> DATASET

[start]

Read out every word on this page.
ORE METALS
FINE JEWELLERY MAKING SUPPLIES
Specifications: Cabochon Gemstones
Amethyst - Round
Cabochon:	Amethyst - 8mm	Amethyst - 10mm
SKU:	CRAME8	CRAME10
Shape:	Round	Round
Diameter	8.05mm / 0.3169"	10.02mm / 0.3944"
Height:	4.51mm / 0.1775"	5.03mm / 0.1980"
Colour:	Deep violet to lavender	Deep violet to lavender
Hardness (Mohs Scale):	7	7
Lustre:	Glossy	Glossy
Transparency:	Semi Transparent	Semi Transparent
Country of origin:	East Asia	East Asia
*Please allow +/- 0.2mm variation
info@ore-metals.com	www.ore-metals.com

[end]

> TASK BRIEF
Read the entries and show each line that mentions "Cabochon".

> WRITTEN ANSWER
Specifications: Cabochon Gemstones
Cabochon:	Amethyst - 8mm	Amethyst - 10mm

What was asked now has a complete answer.